[Collected data entries]
<<<<
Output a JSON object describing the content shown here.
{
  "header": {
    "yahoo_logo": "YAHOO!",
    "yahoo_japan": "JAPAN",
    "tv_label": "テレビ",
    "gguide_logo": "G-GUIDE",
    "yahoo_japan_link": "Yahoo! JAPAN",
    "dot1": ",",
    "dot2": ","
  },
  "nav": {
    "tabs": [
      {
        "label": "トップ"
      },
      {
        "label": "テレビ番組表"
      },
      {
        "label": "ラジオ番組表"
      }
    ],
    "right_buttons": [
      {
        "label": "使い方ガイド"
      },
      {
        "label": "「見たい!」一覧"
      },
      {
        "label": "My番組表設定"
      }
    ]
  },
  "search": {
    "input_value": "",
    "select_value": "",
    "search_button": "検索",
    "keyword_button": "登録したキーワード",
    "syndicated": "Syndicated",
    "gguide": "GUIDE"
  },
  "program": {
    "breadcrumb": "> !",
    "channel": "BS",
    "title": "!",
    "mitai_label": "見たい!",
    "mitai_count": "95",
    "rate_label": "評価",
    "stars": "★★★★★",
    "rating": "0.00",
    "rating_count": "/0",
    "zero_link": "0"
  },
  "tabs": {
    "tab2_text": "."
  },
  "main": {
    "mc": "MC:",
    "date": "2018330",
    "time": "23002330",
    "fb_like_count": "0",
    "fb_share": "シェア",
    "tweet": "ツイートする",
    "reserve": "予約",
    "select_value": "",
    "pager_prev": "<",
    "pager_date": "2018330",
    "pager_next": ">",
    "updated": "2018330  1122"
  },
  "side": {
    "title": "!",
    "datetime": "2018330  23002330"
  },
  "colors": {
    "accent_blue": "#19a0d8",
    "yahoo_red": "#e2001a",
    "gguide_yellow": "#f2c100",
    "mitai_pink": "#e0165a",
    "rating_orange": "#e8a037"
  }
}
>>>>
== GIVEN TASK ==
Copy every record exactly, with nothing added or dropped.

== SOLUTION ==
Output a JSON object describing the content shown here.
{
  "header": {
    "yahoo_logo": "YAHOO!",
    "yahoo_japan": "JAPAN",
    "tv_label": "テレビ",
    "gguide_logo": "G-GUIDE",
    "yahoo_japan_link": "Yahoo! JAPAN",
    "dot1": ",",
    "dot2": ","
  },
  "nav": {
    "tabs": [
      {
        "label": "トップ"
      },
      {
        "label": "テレビ番組表"
      },
      {
        "label": "ラジオ番組表"
      }
    ],
    "right_buttons": [
      {
        "label": "使い方ガイド"
      },
      {
        "label": "「見たい!」一覧"
      },
      {
        "label": "My番組表設定"
      }
    ]
  },
  "search": {
    "input_value": "",
    "select_value": "",
    "search_button": "検索",
    "keyword_button": "登録したキーワード",
    "syndicated": "Syndicated",
    "gguide": "GUIDE"
  },
  "program": {
    "breadcrumb": "> !",
    "channel": "BS",
    "title": "!",
    "mitai_label": "見たい!",
    "mitai_count": "95",
    "rate_label": "評価",
    "stars": "★★★★★",
    "rating": "0.00",
    "rating_count": "/0",
    "zero_link": "0"
  },
  "tabs": {
    "tab2_text": "."
  },
  "main": {
    "mc": "MC:",
    "date": "2018330",
    "time": "23002330",
    "fb_like_count": "0",
    "fb_share": "シェア",
    "tweet": "ツイートする",
    "reserve": "予約",
    "select_value": "",
    "pager_prev": "<",
    "pager_date": "2018330",
    "pager_next": ">",
    "updated": "2018330  1122"
  },
  "side": {
    "title": "!",
    "datetime": "2018330  23002330"
  },
  "colors": {
    "accent_blue": "#19a0d8",
    "yahoo_red": "#e2001a",
    "gguide_yellow": "#f2c100",
    "mitai_pink": "#e0165a",
    "rating_orange": "#e8a037"
  }
}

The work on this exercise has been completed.